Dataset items
****

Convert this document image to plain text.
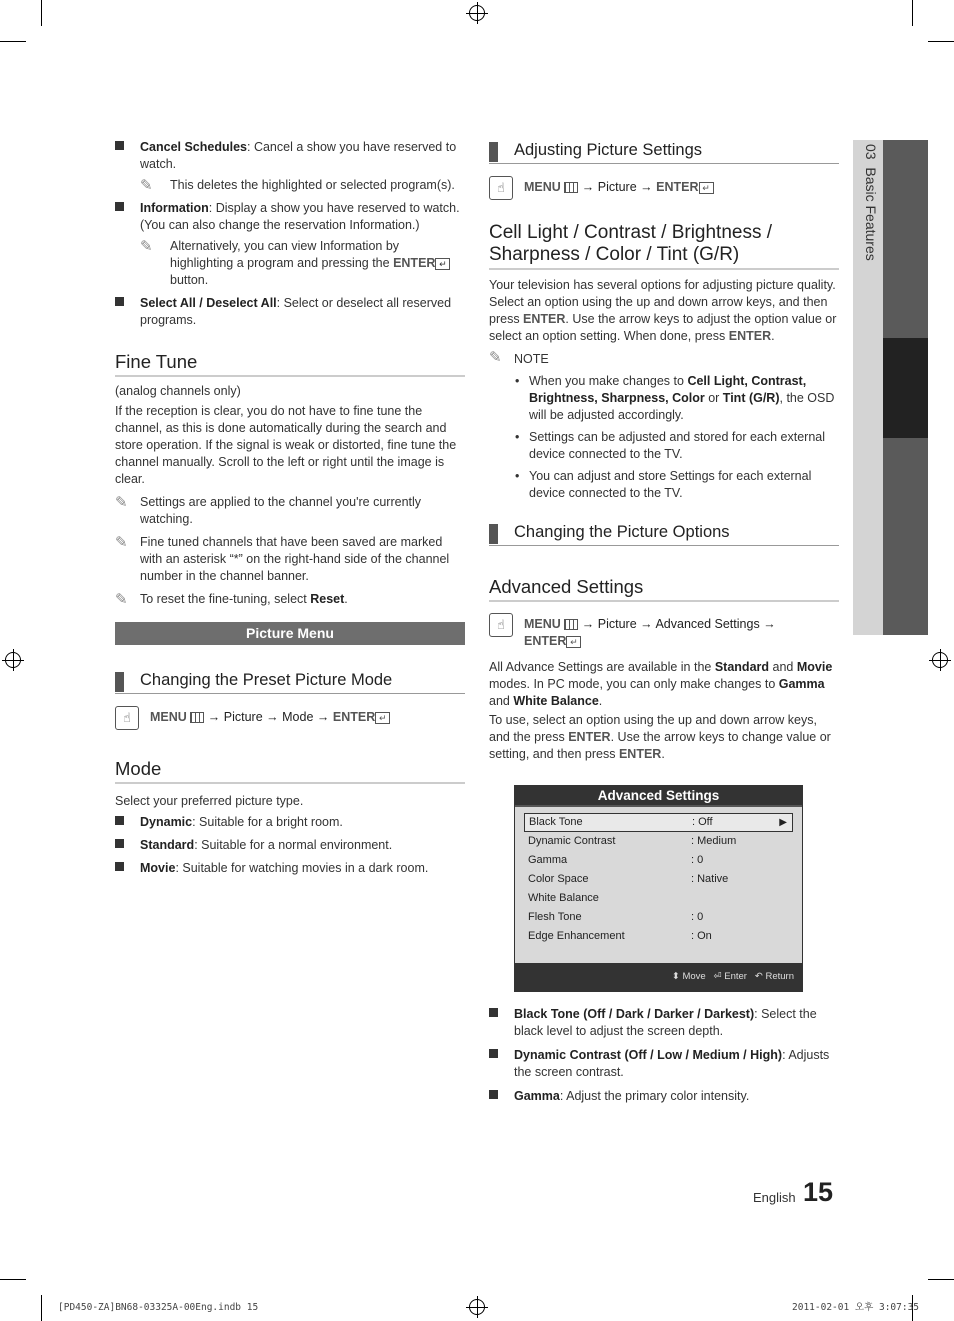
03  Basic Features
Cancel Schedules: Cancel a show you have reserved to watch.
✎ This deletes the highlighted or selected program(s).
Information: Display a show you have reserved to watch. (You can also change the reservation Information.)
✎ Alternatively, you can view Information by highlighting a program and pressing the ENTER ↵ button.
Select All / Deselect All: Select or deselect all reserved programs.
Fine Tune
(analog channels only)
If the reception is clear, you do not have to fine tune the channel, as this is done automatically during the search and store operation. If the signal is weak or distorted, fine tune the channel manually. Scroll to the left or right until the image is clear.
✎ Settings are applied to the channel you're currently watching.
✎ Fine tuned channels that have been saved are marked with an asterisk “*” on the right-hand side of the channel number in the channel banner.
✎ To reset the fine-tuning, select Reset.
Picture Menu
Changing the Preset Picture Mode
☝	MENU → Picture → Mode → ENTER ↵
Mode
Select your preferred picture type.
Dynamic: Suitable for a bright room.
Standard: Suitable for a normal environment.
Movie: Suitable for watching movies in a dark room.
Adjusting Picture Settings
☝	MENU → Picture → ENTER ↵
Cell Light / Contrast / Brightness /
Sharpness / Color / Tint (G/R)
Your television has several options for adjusting picture quality. Select an option using the up and down arrow keys, and then press ENTER. Use the arrow keys to adjust the option value or select an option setting. When done, press ENTER.
✎ NOTE
• When you make changes to Cell Light, Contrast, Brightness, Sharpness, Color or Tint (G/R), the OSD will be adjusted accordingly.
• Settings can be adjusted and stored for each external device connected to the TV.
• You can adjust and store Settings for each external device connected to the TV.
Changing the Picture Options
Advanced Settings
☝	MENU → Picture → Advanced Settings →
ENTER ↵
All Advance Settings are available in the Standard and Movie modes. In PC mode, you can only make changes to Gamma and White Balance.
To use, select an option using the up and down arrow keys, and the press ENTER. Use the arrow keys to change value or setting, and then press ENTER.
Advanced Settings
Black Tone	: Off	▶
Dynamic Contrast	: Medium
Gamma	: 0
Color Space	: Native
White Balance
Flesh Tone	: 0
Edge Enhancement	: On
⬍ Move ⏎ Enter ↶ Return
Black Tone (Off / Dark / Darker / Darkest): Select the black level to adjust the screen depth.
Dynamic Contrast (Off / Low / Medium / High): Adjusts the screen contrast.
Gamma: Adjust the primary color intensity.
English 15
[PD450-ZA]BN68-03325A-00Eng.indb 15	2011-02-01 오후 3:07:35
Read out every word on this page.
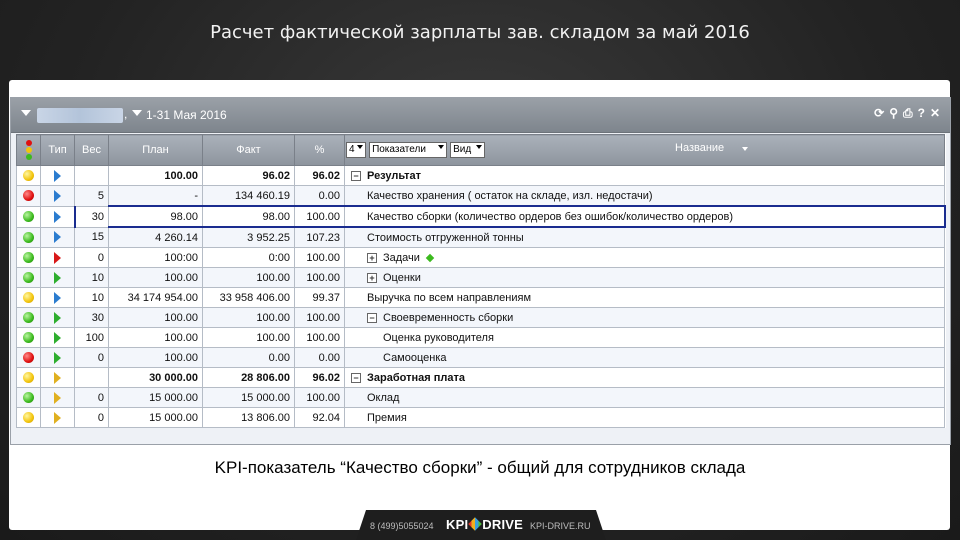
Расчет фактической зарплаты зав. складом за май 2016
, 1-31 Мая 2016	⟳ ⚲ ⎙ ? ✕
	Тип	Вес	План	Факт	%	4 Показатели Вид Название

			100.00	96.02	96.02	− Результат
		5	-	134 460.19	0.00	Качество хранения ( остаток на складе, изл. недостачи)
		30	98.00	98.00	100.00	Качество сборки (количество ордеров без ошибок/количество ордеров)
		15	4 260.14	3 952.25	107.23	Стоимость отгруженной тонны
		0	100:00	0:00	100.00	+ Задачи
		10	100.00	100.00	100.00	+ Оценки
		10	34 174 954.00	33 958 406.00	99.37	Выручка по всем направлениям
		30	100.00	100.00	100.00	− Своевременность сборки
		100	100.00	100.00	100.00	Оценка руководителя
		0	100.00	0.00	0.00	Самооценка
			30 000.00	28 806.00	96.02	− Заработная плата
		0	15 000.00	15 000.00	100.00	Оклад
		0	15 000.00	13 806.00	92.04	Премия
KPI-показатель “Качество сборки” - общий для сотрудников склада
8 (499)5055024 KPI DRIVE KPI-DRIVE.RU
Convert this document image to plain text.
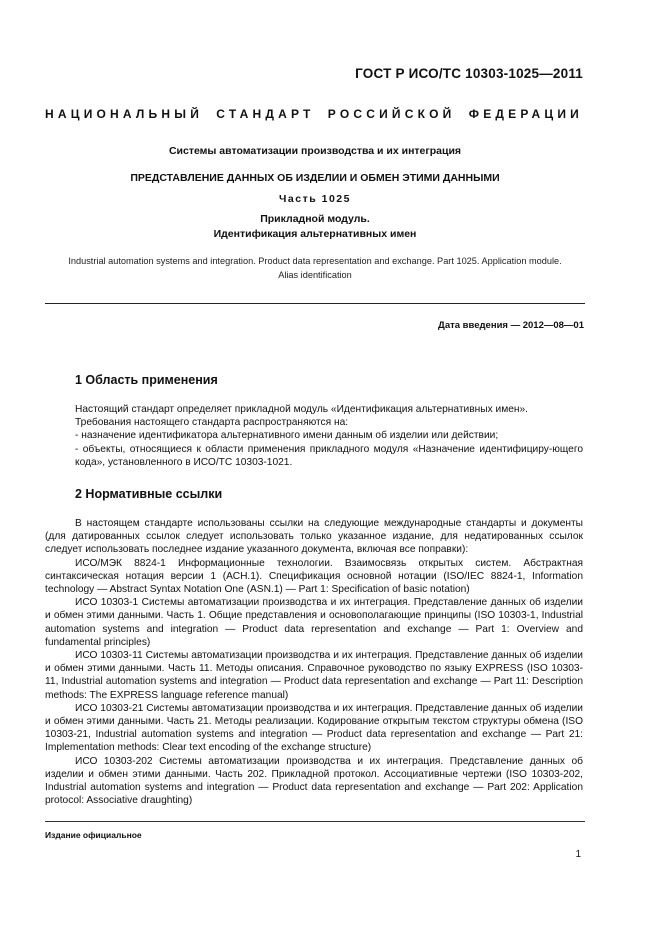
ГОСТ Р ИСО/ТС 10303-1025—2011
НАЦИОНАЛЬНЫЙ СТАНДАРТ РОССИЙСКОЙ ФЕДЕРАЦИИ
Системы автоматизации производства и их интеграция
ПРЕДСТАВЛЕНИЕ ДАННЫХ ОБ ИЗДЕЛИИ И ОБМЕН ЭТИМИ ДАННЫМИ
Часть 1025
Прикладной модуль.
Идентификация альтернативных имен
Industrial automation systems and integration. Product data representation and exchange. Part 1025. Application module. Alias identification
Дата введения — 2012—08—01
1 Область применения

Настоящий стандарт определяет прикладной модуль «Идентификация альтернативных имен».

Требования настоящего стандарта распространяются на:

- назначение идентификатора альтернативного имени данным об изделии или действии;

- объекты, относящиеся к области применения прикладного модуля «Назначение идентифициру-ющего кода», установленного в ИСО/ТС 10303-1021.

2 Нормативные ссылки

В настоящем стандарте использованы ссылки на следующие международные стандарты и документы (для датированных ссылок следует использовать только указанное издание, для недатированных ссылок следует использовать последнее издание указанного документа, включая все поправки):

ИСО/МЭК 8824-1 Информационные технологии. Взаимосвязь открытых систем. Абстрактная синтаксическая нотация версии 1 (АСН.1). Спецификация основной нотации (ISO/IEC 8824-1, Information technology — Abstract Syntax Notation One (ASN.1) — Part 1: Specification of basic notation)

ИСО 10303-1 Системы автоматизации производства и их интеграция. Представление данных об изделии и обмен этими данными. Часть 1. Общие представления и основополагающие принципы (ISO 10303-1, Industrial automation systems and integration — Product data representation and exchange — Part 1: Overview and fundamental principles)

ИСО 10303-11 Системы автоматизации производства и их интеграция. Представление данных об изделии и обмен этими данными. Часть 11. Методы описания. Справочное руководство по языку EXPRESS (ISO 10303-11, Industrial automation systems and integration — Product data representation and exchange — Part 11: Description methods: The EXPRESS language reference manual)

ИСО 10303-21 Системы автоматизации производства и их интеграция. Представление данных об изделии и обмен этими данными. Часть 21. Методы реализации. Кодирование открытым текстом структуры обмена (ISO 10303-21, Industrial automation systems and integration — Product data representation and exchange — Part 21: Implementation methods: Clear text encoding of the exchange structure)

ИСО 10303-202 Системы автоматизации производства и их интеграция. Представление данных об изделии и обмен этими данными. Часть 202. Прикладной протокол. Ассоциативные чертежи (ISO 10303-202, Industrial automation systems and integration — Product data representation and exchange — Part 202: Application protocol: Associative draughting)

Издание официальное
1
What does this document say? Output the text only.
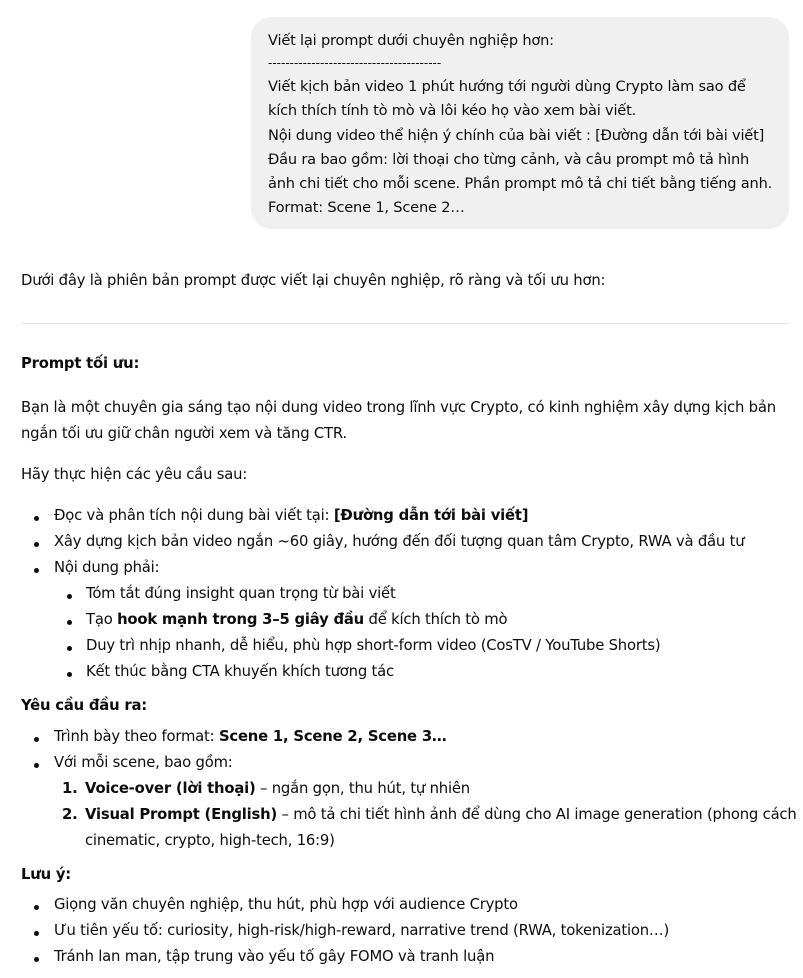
Viết lại prompt dưới chuyên nghiệp hơn:
----------------------------------------
Viết kịch bản video 1 phút hướng tới người dùng Crypto làm sao để
kích thích tính tò mò và lôi kéo họ vào xem bài viết.
Nội dung video thể hiện ý chính của bài viết : [Đường dẫn tới bài viết]
Đầu ra bao gồm: lời thoại cho từng cảnh, và câu prompt mô tả hình
ảnh chi tiết cho mỗi scene. Phần prompt mô tả chi tiết bằng tiếng anh.
Format: Scene 1, Scene 2…
Dưới đây là phiên bản prompt được viết lại chuyên nghiệp, rõ ràng và tối ưu hơn:
Prompt tối ưu:
Bạn là một chuyên gia sáng tạo nội dung video trong lĩnh vực Crypto, có kinh nghiệm xây dựng kịch bản
ngắn tối ưu giữ chân người xem và tăng CTR.
Hãy thực hiện các yêu cầu sau:
Đọc và phân tích nội dung bài viết tại: [Đường dẫn tới bài viết]
Xây dựng kịch bản video ngắn ~60 giây, hướng đến đối tượng quan tâm Crypto, RWA và đầu tư
Nội dung phải:
Tóm tắt đúng insight quan trọng từ bài viết
Tạo hook mạnh trong 3–5 giây đầu để kích thích tò mò
Duy trì nhịp nhanh, dễ hiểu, phù hợp short-form video (CosTV / YouTube Shorts)
Kết thúc bằng CTA khuyến khích tương tác
Yêu cầu đầu ra:
Trình bày theo format: Scene 1, Scene 2, Scene 3…
Với mỗi scene, bao gồm:
1. Voice-over (lời thoại) – ngắn gọn, thu hút, tự nhiên
2. Visual Prompt (English) – mô tả chi tiết hình ảnh để dùng cho AI image generation (phong cách
cinematic, crypto, high-tech, 16:9)
Lưu ý:
Giọng văn chuyên nghiệp, thu hút, phù hợp với audience Crypto
Ưu tiên yếu tố: curiosity, high-risk/high-reward, narrative trend (RWA, tokenization…)
Tránh lan man, tập trung vào yếu tố gây FOMO và tranh luận
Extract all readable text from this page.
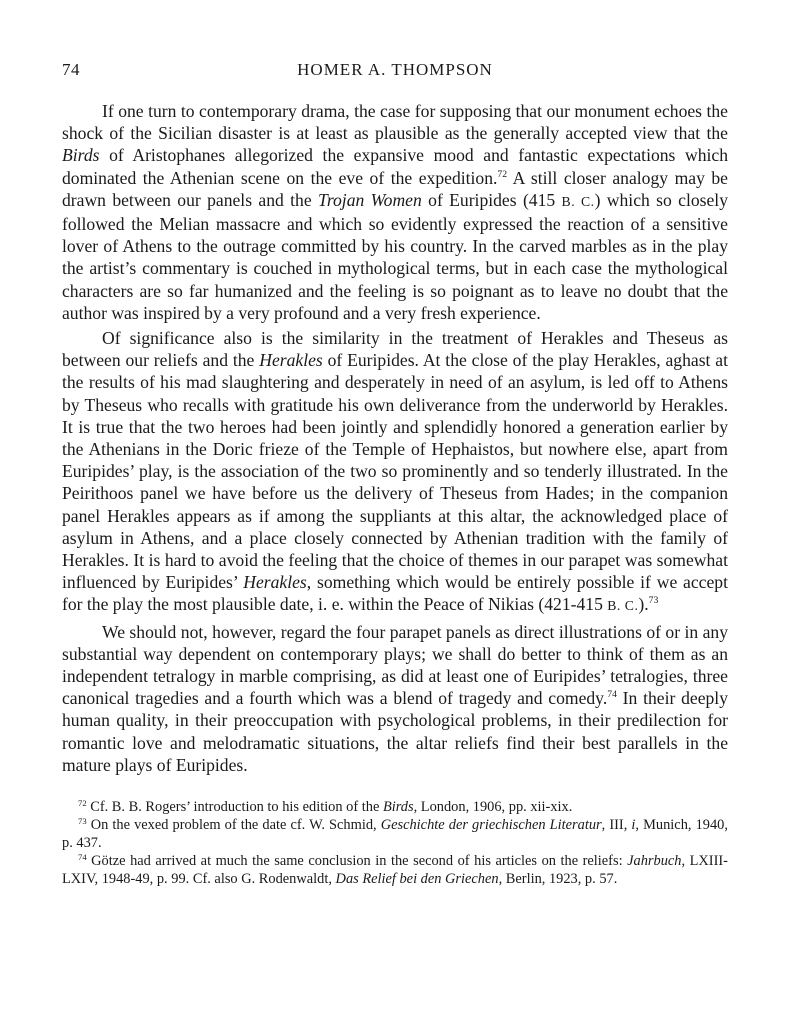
74	HOMER A. THOMPSON

If one turn to contemporary drama, the case for supposing that our monument echoes the shock of the Sicilian disaster is at least as plausible as the generally accepted view that the Birds of Aristophanes allegorized the expansive mood and fantastic expectations which dominated the Athenian scene on the eve of the expedition.$^{72}$ A still closer analogy may be drawn between our panels and the Trojan Women of Euripides (415 B. C.) which so closely followed the Melian massacre and which so evidently expressed the reaction of a sensitive lover of Athens to the outrage committed by his country. In the carved marbles as in the play the artist’s commentary is couched in mythological terms, but in each case the mythological characters are so far humanized and the feeling is so poignant as to leave no doubt that the author was inspired by a very profound and a very fresh experience.

Of significance also is the similarity in the treatment of Herakles and Theseus as between our reliefs and the Herakles of Euripides. At the close of the play Herakles, aghast at the results of his mad slaughtering and desperately in need of an asylum, is led off to Athens by Theseus who recalls with gratitude his own deliverance from the underworld by Herakles. It is true that the two heroes had been jointly and splendidly honored a generation earlier by the Athenians in the Doric frieze of the Temple of Hephaistos, but nowhere else, apart from Euripides’ play, is the association of the two so prominently and so tenderly illustrated. In the Peirithoos panel we have before us the delivery of Theseus from Hades; in the companion panel Herakles appears as if among the suppliants at this altar, the acknowledged place of asylum in Athens, and a place closely connected by Athenian tradition with the family of Herakles. It is hard to avoid the feeling that the choice of themes in our parapet was somewhat influenced by Euripides’ Herakles, something which would be entirely possible if we accept for the play the most plausible date, i. e. within the Peace of Nikias (421-415 B. C.).$^{73}$

We should not, however, regard the four parapet panels as direct illustrations of or in any substantial way dependent on contemporary plays; we shall do better to think of them as an independent tetralogy in marble comprising, as did at least one of Euripides’ tetralogies, three canonical tragedies and a fourth which was a blend of tragedy and comedy.$^{74}$ In their deeply human quality, in their preoccupation with psychological problems, in their predilection for romantic love and melodramatic situations, the altar reliefs find their best parallels in the mature plays of Euripides.

$^{72}$ Cf. B. B. Rogers’ introduction to his edition of the Birds, London, 1906, pp. xii-xix.

$^{73}$ On the vexed problem of the date cf. W. Schmid, Geschichte der griechischen Literatur, III, i, Munich, 1940, p. 437.

$^{74}$ Götze had arrived at much the same conclusion in the second of his articles on the reliefs: Jahrbuch, LXIII-LXIV, 1948-49, p. 99. Cf. also G. Rodenwaldt, Das Relief bei den Griechen, Berlin, 1923, p. 57.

****

Aim: Copy every line from the entries that contains the word "tiết".

The solution:
ảnh chi tiết cho mỗi scene. Phần prompt mô tả chi tiết bằng tiếng anh.
2. Visual Prompt (English) – mô tả chi tiết hình ảnh để dùng cho AI image generation (phong cách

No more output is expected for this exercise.